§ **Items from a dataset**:
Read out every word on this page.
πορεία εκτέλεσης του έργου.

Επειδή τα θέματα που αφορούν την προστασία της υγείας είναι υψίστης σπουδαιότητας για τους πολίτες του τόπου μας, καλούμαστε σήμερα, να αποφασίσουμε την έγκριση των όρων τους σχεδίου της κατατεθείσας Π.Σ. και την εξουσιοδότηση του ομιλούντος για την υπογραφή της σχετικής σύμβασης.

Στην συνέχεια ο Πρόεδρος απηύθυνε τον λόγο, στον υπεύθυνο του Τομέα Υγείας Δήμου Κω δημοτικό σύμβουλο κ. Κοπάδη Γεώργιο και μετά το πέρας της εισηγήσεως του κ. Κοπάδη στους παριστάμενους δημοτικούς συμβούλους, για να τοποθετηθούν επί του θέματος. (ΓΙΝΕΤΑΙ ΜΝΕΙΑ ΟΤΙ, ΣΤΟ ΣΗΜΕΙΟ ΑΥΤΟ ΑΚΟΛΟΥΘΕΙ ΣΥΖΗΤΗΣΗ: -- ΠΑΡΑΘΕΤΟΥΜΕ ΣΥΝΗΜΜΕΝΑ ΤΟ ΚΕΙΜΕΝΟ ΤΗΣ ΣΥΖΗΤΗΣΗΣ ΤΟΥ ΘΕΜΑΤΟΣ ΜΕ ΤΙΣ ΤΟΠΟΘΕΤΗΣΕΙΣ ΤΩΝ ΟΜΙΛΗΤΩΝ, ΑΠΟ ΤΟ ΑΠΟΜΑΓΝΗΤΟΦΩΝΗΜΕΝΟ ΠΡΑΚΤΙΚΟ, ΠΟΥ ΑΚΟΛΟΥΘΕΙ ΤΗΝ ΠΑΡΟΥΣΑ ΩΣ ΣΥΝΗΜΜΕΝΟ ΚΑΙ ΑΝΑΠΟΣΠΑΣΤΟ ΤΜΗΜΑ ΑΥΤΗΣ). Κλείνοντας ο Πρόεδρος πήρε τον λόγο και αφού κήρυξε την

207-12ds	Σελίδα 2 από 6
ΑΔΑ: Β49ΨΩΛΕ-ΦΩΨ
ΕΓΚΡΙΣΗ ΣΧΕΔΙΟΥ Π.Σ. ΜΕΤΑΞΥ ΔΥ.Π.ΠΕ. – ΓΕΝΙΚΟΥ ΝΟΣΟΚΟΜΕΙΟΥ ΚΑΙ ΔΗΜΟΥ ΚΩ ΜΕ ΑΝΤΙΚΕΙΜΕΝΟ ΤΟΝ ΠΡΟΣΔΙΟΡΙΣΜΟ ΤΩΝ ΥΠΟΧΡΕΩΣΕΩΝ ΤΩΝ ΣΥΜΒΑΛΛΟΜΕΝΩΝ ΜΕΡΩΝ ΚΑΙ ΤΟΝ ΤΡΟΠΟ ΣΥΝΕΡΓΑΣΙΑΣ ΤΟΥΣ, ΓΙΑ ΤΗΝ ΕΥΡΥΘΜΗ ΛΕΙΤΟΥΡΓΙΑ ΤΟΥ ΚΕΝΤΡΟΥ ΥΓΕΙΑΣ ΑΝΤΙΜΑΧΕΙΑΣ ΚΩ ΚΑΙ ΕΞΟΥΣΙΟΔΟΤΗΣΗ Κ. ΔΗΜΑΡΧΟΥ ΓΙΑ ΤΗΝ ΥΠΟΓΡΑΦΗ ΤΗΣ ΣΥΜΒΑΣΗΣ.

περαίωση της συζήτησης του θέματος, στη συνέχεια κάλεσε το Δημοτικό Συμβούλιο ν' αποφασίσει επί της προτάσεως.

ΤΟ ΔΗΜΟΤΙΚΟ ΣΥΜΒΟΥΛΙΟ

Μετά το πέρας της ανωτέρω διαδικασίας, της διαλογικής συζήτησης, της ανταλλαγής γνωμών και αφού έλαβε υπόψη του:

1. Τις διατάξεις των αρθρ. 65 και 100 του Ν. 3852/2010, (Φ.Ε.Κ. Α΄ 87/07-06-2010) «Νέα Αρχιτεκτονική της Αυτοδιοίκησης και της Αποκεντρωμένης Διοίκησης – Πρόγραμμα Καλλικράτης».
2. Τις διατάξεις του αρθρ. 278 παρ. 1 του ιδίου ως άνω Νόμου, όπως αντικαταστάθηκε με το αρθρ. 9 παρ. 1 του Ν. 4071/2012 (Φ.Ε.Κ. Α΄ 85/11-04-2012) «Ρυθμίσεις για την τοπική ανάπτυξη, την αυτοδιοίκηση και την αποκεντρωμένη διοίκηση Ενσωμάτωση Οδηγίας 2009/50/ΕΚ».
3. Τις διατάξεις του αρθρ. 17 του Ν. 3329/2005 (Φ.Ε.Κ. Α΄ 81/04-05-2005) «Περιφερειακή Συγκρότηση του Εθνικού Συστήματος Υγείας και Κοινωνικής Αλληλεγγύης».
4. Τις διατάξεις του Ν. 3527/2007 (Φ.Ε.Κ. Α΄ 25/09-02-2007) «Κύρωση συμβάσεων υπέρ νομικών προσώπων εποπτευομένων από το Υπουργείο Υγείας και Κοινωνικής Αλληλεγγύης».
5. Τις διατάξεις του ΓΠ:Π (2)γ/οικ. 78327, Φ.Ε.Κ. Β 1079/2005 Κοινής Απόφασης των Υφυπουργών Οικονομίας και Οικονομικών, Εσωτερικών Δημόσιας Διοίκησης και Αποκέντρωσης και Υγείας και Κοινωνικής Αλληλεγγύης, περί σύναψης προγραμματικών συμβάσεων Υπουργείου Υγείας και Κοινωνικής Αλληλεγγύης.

§ **Given request**:
Reproduce the entries above in full by retyping them exactly.

§ **Result**:
Read out every word on this page.
πορεία εκτέλεσης του έργου.

Επειδή τα θέματα που αφορούν την προστασία της υγείας είναι υψίστης σπουδαιότητας για τους πολίτες του τόπου μας, καλούμαστε σήμερα, να αποφασίσουμε την έγκριση των όρων τους σχεδίου της κατατεθείσας Π.Σ. και την εξουσιοδότηση του ομιλούντος για την υπογραφή της σχετικής σύμβασης.

Στην συνέχεια ο Πρόεδρος απηύθυνε τον λόγο, στον υπεύθυνο του Τομέα Υγείας Δήμου Κω δημοτικό σύμβουλο κ. Κοπάδη Γεώργιο και μετά το πέρας της εισηγήσεως του κ. Κοπάδη στους παριστάμενους δημοτικούς συμβούλους, για να τοποθετηθούν επί του θέματος. (ΓΙΝΕΤΑΙ ΜΝΕΙΑ ΟΤΙ, ΣΤΟ ΣΗΜΕΙΟ ΑΥΤΟ ΑΚΟΛΟΥΘΕΙ ΣΥΖΗΤΗΣΗ: -- ΠΑΡΑΘΕΤΟΥΜΕ ΣΥΝΗΜΜΕΝΑ ΤΟ ΚΕΙΜΕΝΟ ΤΗΣ ΣΥΖΗΤΗΣΗΣ ΤΟΥ ΘΕΜΑΤΟΣ ΜΕ ΤΙΣ ΤΟΠΟΘΕΤΗΣΕΙΣ ΤΩΝ ΟΜΙΛΗΤΩΝ, ΑΠΟ ΤΟ ΑΠΟΜΑΓΝΗΤΟΦΩΝΗΜΕΝΟ ΠΡΑΚΤΙΚΟ, ΠΟΥ ΑΚΟΛΟΥΘΕΙ ΤΗΝ ΠΑΡΟΥΣΑ ΩΣ ΣΥΝΗΜΜΕΝΟ ΚΑΙ ΑΝΑΠΟΣΠΑΣΤΟ ΤΜΗΜΑ ΑΥΤΗΣ). Κλείνοντας ο Πρόεδρος πήρε τον λόγο και αφού κήρυξε την

207-12ds	Σελίδα 2 από 6
ΑΔΑ: Β49ΨΩΛΕ-ΦΩΨ
ΕΓΚΡΙΣΗ ΣΧΕΔΙΟΥ Π.Σ. ΜΕΤΑΞΥ ΔΥ.Π.ΠΕ. – ΓΕΝΙΚΟΥ ΝΟΣΟΚΟΜΕΙΟΥ ΚΑΙ ΔΗΜΟΥ ΚΩ ΜΕ ΑΝΤΙΚΕΙΜΕΝΟ ΤΟΝ ΠΡΟΣΔΙΟΡΙΣΜΟ ΤΩΝ ΥΠΟΧΡΕΩΣΕΩΝ ΤΩΝ ΣΥΜΒΑΛΛΟΜΕΝΩΝ ΜΕΡΩΝ ΚΑΙ ΤΟΝ ΤΡΟΠΟ ΣΥΝΕΡΓΑΣΙΑΣ ΤΟΥΣ, ΓΙΑ ΤΗΝ ΕΥΡΥΘΜΗ ΛΕΙΤΟΥΡΓΙΑ ΤΟΥ ΚΕΝΤΡΟΥ ΥΓΕΙΑΣ ΑΝΤΙΜΑΧΕΙΑΣ ΚΩ ΚΑΙ ΕΞΟΥΣΙΟΔΟΤΗΣΗ Κ. ΔΗΜΑΡΧΟΥ ΓΙΑ ΤΗΝ ΥΠΟΓΡΑΦΗ ΤΗΣ ΣΥΜΒΑΣΗΣ.

περαίωση της συζήτησης του θέματος, στη συνέχεια κάλεσε το Δημοτικό Συμβούλιο ν' αποφασίσει επί της προτάσεως.

ΤΟ ΔΗΜΟΤΙΚΟ ΣΥΜΒΟΥΛΙΟ

Μετά το πέρας της ανωτέρω διαδικασίας, της διαλογικής συζήτησης, της ανταλλαγής γνωμών και αφού έλαβε υπόψη του:

1. Τις διατάξεις των αρθρ. 65 και 100 του Ν. 3852/2010, (Φ.Ε.Κ. Α΄ 87/07-06-2010) «Νέα Αρχιτεκτονική της Αυτοδιοίκησης και της Αποκεντρωμένης Διοίκησης – Πρόγραμμα Καλλικράτης».
2. Τις διατάξεις του αρθρ. 278 παρ. 1 του ιδίου ως άνω Νόμου, όπως αντικαταστάθηκε με το αρθρ. 9 παρ. 1 του Ν. 4071/2012 (Φ.Ε.Κ. Α΄ 85/11-04-2012) «Ρυθμίσεις για την τοπική ανάπτυξη, την αυτοδιοίκηση και την αποκεντρωμένη διοίκηση Ενσωμάτωση Οδηγίας 2009/50/ΕΚ».
3. Τις διατάξεις του αρθρ. 17 του Ν. 3329/2005 (Φ.Ε.Κ. Α΄ 81/04-05-2005) «Περιφερειακή Συγκρότηση του Εθνικού Συστήματος Υγείας και Κοινωνικής Αλληλεγγύης».
4. Τις διατάξεις του Ν. 3527/2007 (Φ.Ε.Κ. Α΄ 25/09-02-2007) «Κύρωση συμβάσεων υπέρ νομικών προσώπων εποπτευομένων από το Υπουργείο Υγείας και Κοινωνικής Αλληλεγγύης».
5. Τις διατάξεις του ΓΠ:Π (2)γ/οικ. 78327, Φ.Ε.Κ. Β 1079/2005 Κοινής Απόφασης των Υφυπουργών Οικονομίας και Οικονομικών, Εσωτερικών Δημόσιας Διοίκησης και Αποκέντρωσης και Υγείας και Κοινωνικής Αλληλεγγύης, περί σύναψης προγραμματικών συμβάσεων Υπουργείου Υγείας και Κοινωνικής Αλληλεγγύης.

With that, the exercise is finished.